## EXERCISE OBJECTIVE
Copy the data that follows exactly. Include no pictures.

## ENTRIES SUPPLIED
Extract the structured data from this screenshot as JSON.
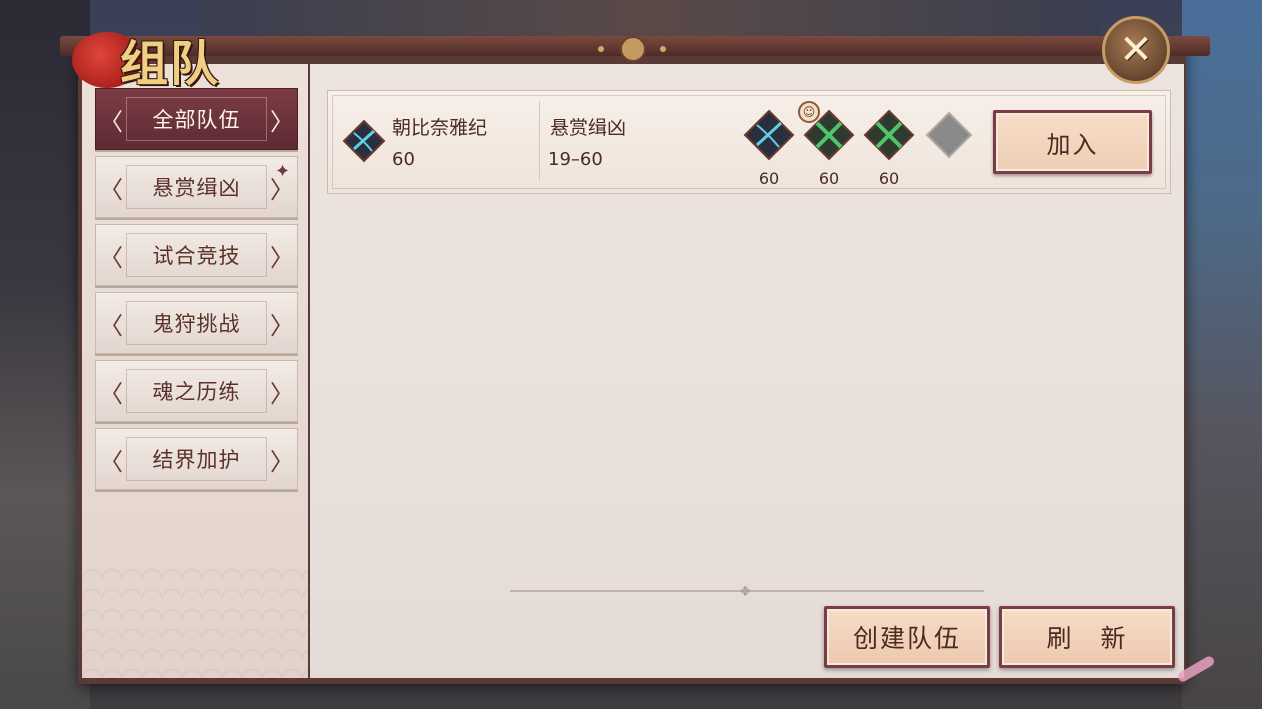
{
  "window": {
    "title": "组队",
    "close_label": "✕"
  },
  "sidebar": {
    "items": [
      {
        "label": "全部队伍",
        "active": true
      },
      {
        "label": "悬赏缉凶",
        "active": false
      },
      {
        "label": "试合竞技",
        "active": false
      },
      {
        "label": "鬼狩挑战",
        "active": false
      },
      {
        "label": "魂之历练",
        "active": false
      },
      {
        "label": "结界加护",
        "active": false
      }
    ],
    "arrow_left": "〈",
    "arrow_right": "〉"
  },
  "teams": [
    {
      "leader_name": "朝比奈雅纪",
      "leader_level": "60",
      "mode": "悬赏缉凶",
      "level_range": "19–60",
      "members": [
        {
          "level": "60",
          "icon": "blue-crossbow-icon",
          "captain": true
        },
        {
          "level": "60",
          "icon": "green-crossed-swords-icon",
          "captain": false
        },
        {
          "level": "60",
          "icon": "green-crossed-swords-icon",
          "captain": false
        },
        {
          "level": "",
          "icon": "empty-slot-icon",
          "captain": false
        }
      ],
      "join_label": "加入"
    }
  ],
  "footer": {
    "create_label": "创建队伍",
    "refresh_label": "刷　新"
  },
  "colors": {
    "accent": "#7b3d45",
    "active_tab": "#6b323b",
    "panel_bg": "#ede3de",
    "text": "#4a2c24"
  }
}
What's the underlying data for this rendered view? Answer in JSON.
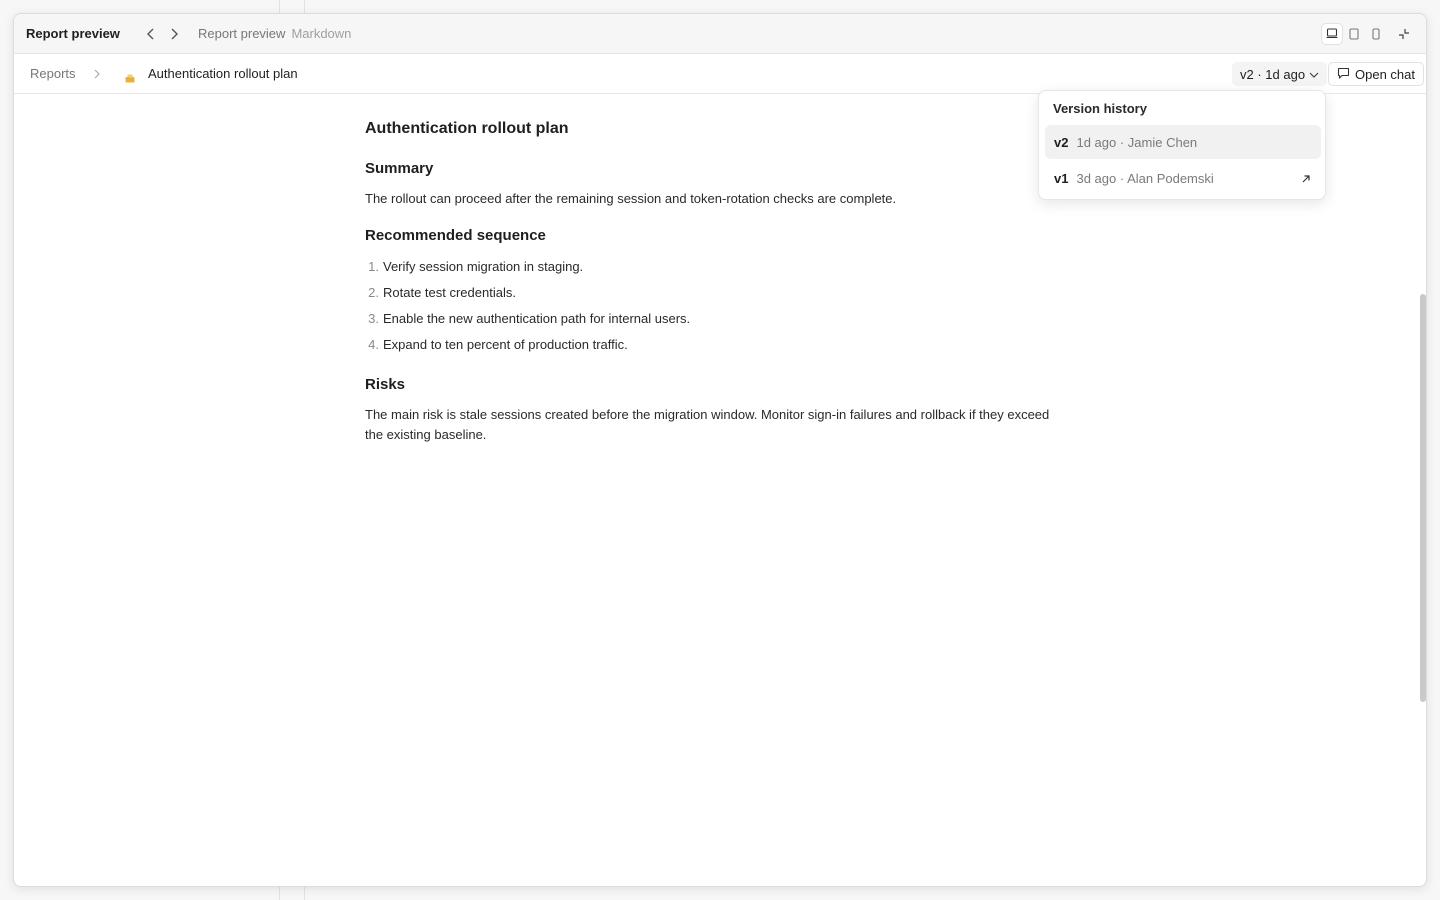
{
  "header": {
    "title": "Report preview",
    "crumb_title": "Report preview",
    "crumb_format": "Markdown"
  },
  "toolbar": {
    "breadcrumb_root": "Reports",
    "breadcrumb_current": "Authentication rollout plan",
    "version_label": "v2 · 1d ago",
    "open_chat_label": "Open chat"
  },
  "document": {
    "title": "Authentication rollout plan",
    "sections": [
      {
        "heading": "Summary",
        "text": "The rollout can proceed after the remaining session and token-rotation checks are complete."
      },
      {
        "heading": "Recommended sequence",
        "items": [
          "Verify session migration in staging.",
          "Rotate test credentials.",
          "Enable the new authentication path for internal users.",
          "Expand to ten percent of production traffic."
        ]
      },
      {
        "heading": "Risks",
        "text": "The main risk is stale sessions created before the migration window. Monitor sign-in failures and rollback if they exceed the existing baseline."
      }
    ],
    "list_numbers": [
      "1.",
      "2.",
      "3.",
      "4."
    ]
  },
  "version_history": {
    "title": "Version history",
    "items": [
      {
        "version": "v2",
        "meta": "1d ago · Jamie Chen",
        "selected": true
      },
      {
        "version": "v1",
        "meta": "3d ago · Alan Podemski",
        "selected": false
      }
    ]
  },
  "icons": {
    "back": "chevron-left-icon",
    "forward": "chevron-right-icon",
    "breadcrumb_separator": "chevron-right-icon",
    "doc": "report-doc-icon",
    "version_dropdown": "chevron-down-icon",
    "chat": "chat-bubble-icon",
    "external": "arrow-up-right-icon",
    "views": [
      "layout-desktop-icon",
      "layout-tablet-icon",
      "layout-mobile-icon"
    ],
    "collapse": "minimize-icon"
  },
  "colors": {
    "doc_icon": "#e8b23a",
    "selected_row": "#f1f1f1"
  }
}
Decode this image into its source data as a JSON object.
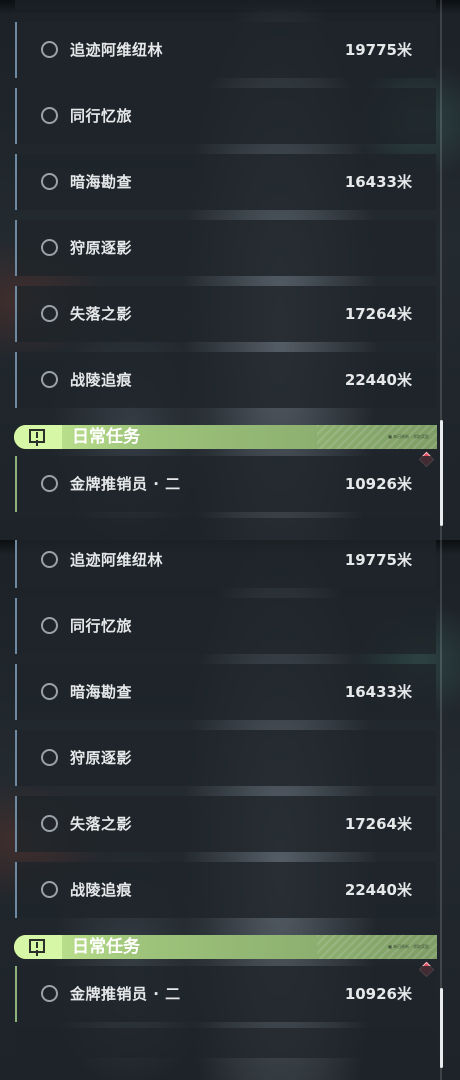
{
  "panels": [
    {
      "items": [
        {
          "name": "追迹阿维纽林",
          "distance": "19775米"
        },
        {
          "name": "同行忆旅",
          "distance": ""
        },
        {
          "name": "暗海勘查",
          "distance": "16433米"
        },
        {
          "name": "狩原逐影",
          "distance": ""
        },
        {
          "name": "失落之影",
          "distance": "17264米"
        },
        {
          "name": "战陵追痕",
          "distance": "22440米"
        }
      ],
      "section": {
        "title": "日常任务",
        "tiny_text": "■ 每日刷新 · 领取奖励"
      },
      "daily": {
        "name": "金牌推销员 · 二",
        "distance": "10926米"
      }
    },
    {
      "items": [
        {
          "name": "追迹阿维纽林",
          "distance": "19775米"
        },
        {
          "name": "同行忆旅",
          "distance": ""
        },
        {
          "name": "暗海勘查",
          "distance": "16433米"
        },
        {
          "name": "狩原逐影",
          "distance": ""
        },
        {
          "name": "失落之影",
          "distance": "17264米"
        },
        {
          "name": "战陵追痕",
          "distance": "22440米"
        }
      ],
      "section": {
        "title": "日常任务",
        "tiny_text": "■ 每日刷新 · 领取奖励"
      },
      "daily": {
        "name": "金牌推销员 · 二",
        "distance": "10926米"
      }
    }
  ],
  "icons": {
    "quest_radio": "circle-icon",
    "daily_quest": "exclamation-box-icon",
    "tracked_marker": "diamond-marker-icon"
  },
  "colors": {
    "accent_green": "#9ec47b",
    "marker_red": "#e24858",
    "list_border": "#6f8aa0"
  }
}
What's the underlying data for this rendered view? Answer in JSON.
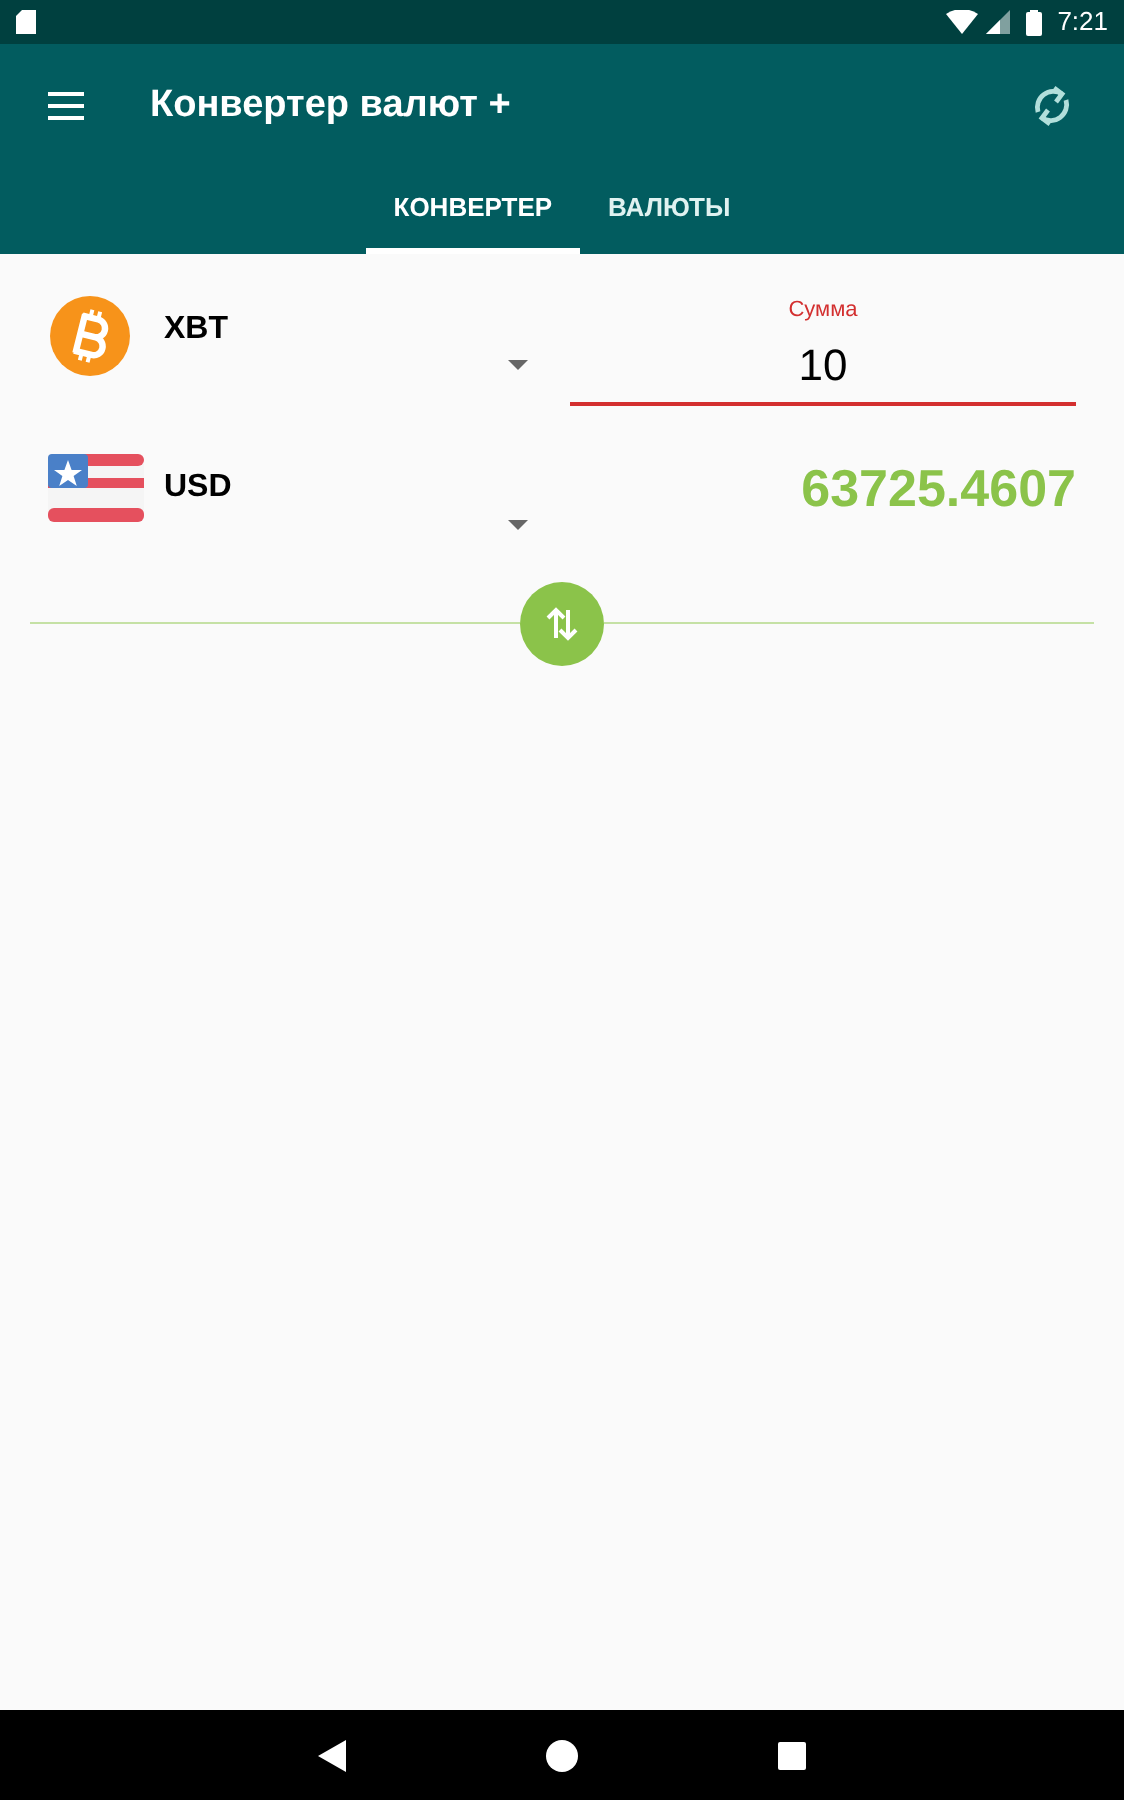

## WRITTEN ANSWER
Extract the structured data from this screenshot as JSON.
{
  "window": {
    "title": "组队",
    "close_label": "✕"
  },
  "sidebar": {
    "items": [
      {
        "label": "全部队伍",
        "active": true
      },
      {
        "label": "悬赏缉凶",
        "active": false
      },
      {
        "label": "试合竞技",
        "active": false
      },
      {
        "label": "鬼狩挑战",
        "active": false
      },
      {
        "label": "魂之历练",
        "active": false
      },
      {
        "label": "结界加护",
        "active": false
      }
    ],
    "arrow_left": "〈",
    "arrow_right": "〉"
  },
  "teams": [
    {
      "leader_name": "朝比奈雅纪",
      "leader_level": "60",
      "mode": "悬赏缉凶",
      "level_range": "19–60",
      "members": [
        {
          "level": "60",
          "icon": "blue-crossbow-icon",
          "captain": true
        },
        {
          "level": "60",
          "icon": "green-crossed-swords-icon",
          "captain": false
        },
        {
          "level": "60",
          "icon": "green-crossed-swords-icon",
          "captain": false
        },
        {
          "level": "",
          "icon": "empty-slot-icon",
          "captain": false
        }
      ],
      "join_label": "加入"
    }
  ],
  "footer": {
    "create_label": "创建队伍",
    "refresh_label": "刷　新"
  },
  "colors": {
    "accent": "#7b3d45",
    "active_tab": "#6b323b",
    "panel_bg": "#ede3de",
    "text": "#4a2c24"
  }
}
What's the underlying data for this rendered view? Answer in JSON.
{
  "header": {
    "title": "Report preview",
    "crumb_title": "Report preview",
    "crumb_format": "Markdown"
  },
  "toolbar": {
    "breadcrumb_root": "Reports",
    "breadcrumb_current": "Authentication rollout plan",
    "version_label": "v2 · 1d ago",
    "open_chat_label": "Open chat"
  },
  "document": {
    "title": "Authentication rollout plan",
    "sections": [
      {
        "heading": "Summary",
        "text": "The rollout can proceed after the remaining session and token-rotation checks are complete."
      },
      {
        "heading": "Recommended sequence",
        "items": [
          "Verify session migration in staging.",
          "Rotate test credentials.",
          "Enable the new authentication path for internal users.",
          "Expand to ten percent of production traffic."
        ]
      },
      {
        "heading": "Risks",
        "text": "The main risk is stale sessions created before the migration window. Monitor sign-in failures and rollback if they exceed the existing baseline."
      }
    ],
    "list_numbers": [
      "1.",
      "2.",
      "3.",
      "4."
    ]
  },
  "version_history": {
    "title": "Version history",
    "items": [
      {
        "version": "v2",
        "meta": "1d ago · Jamie Chen",
        "selected": true
      },
      {
        "version": "v1",
        "meta": "3d ago · Alan Podemski",
        "selected": false
      }
    ]
  },
  "icons": {
    "back": "chevron-left-icon",
    "forward": "chevron-right-icon",
    "breadcrumb_separator": "chevron-right-icon",
    "doc": "report-doc-icon",
    "version_dropdown": "chevron-down-icon",
    "chat": "chat-bubble-icon",
    "external": "arrow-up-right-icon",
    "views": [
      "layout-desktop-icon",
      "layout-tablet-icon",
      "layout-mobile-icon"
    ],
    "collapse": "minimize-icon"
  },
  "colors": {
    "doc_icon": "#e8b23a",
    "selected_row": "#f1f1f1"
  }
}
Decode this image into its source data as a JSON object.
{
  "panels": [
    {
      "items": [
        {
          "name": "追迹阿维纽林",
          "distance": "19775米"
        },
        {
          "name": "同行忆旅",
          "distance": ""
        },
        {
          "name": "暗海勘查",
          "distance": "16433米"
        },
        {
          "name": "狩原逐影",
          "distance": ""
        },
        {
          "name": "失落之影",
          "distance": "17264米"
        },
        {
          "name": "战陵追痕",
          "distance": "22440米"
        }
      ],
      "section": {
        "title": "日常任务",
        "tiny_text": "■ 每日刷新 · 领取奖励"
      },
      "daily": {
        "name": "金牌推销员 · 二",
        "distance": "10926米"
      }
    },
    {
      "items": [
        {
          "name": "追迹阿维纽林",
          "distance": "19775米"
        },
        {
          "name": "同行忆旅",
          "distance": ""
        },
        {
          "name": "暗海勘查",
          "distance": "16433米"
        },
        {
          "name": "狩原逐影",
          "distance": ""
        },
        {
          "name": "失落之影",
          "distance": "17264米"
        },
        {
          "name": "战陵追痕",
          "distance": "22440米"
        }
      ],
      "section": {
        "title": "日常任务",
        "tiny_text": "■ 每日刷新 · 领取奖励"
      },
      "daily": {
        "name": "金牌推销员 · 二",
        "distance": "10926米"
      }
    }
  ],
  "icons": {
    "quest_radio": "circle-icon",
    "daily_quest": "exclamation-box-icon",
    "tracked_marker": "diamond-marker-icon"
  },
  "colors": {
    "accent_green": "#9ec47b",
    "marker_red": "#e24858",
    "list_border": "#6f8aa0"
  }
}
What's the underlying data for this rendered view? Answer in JSON.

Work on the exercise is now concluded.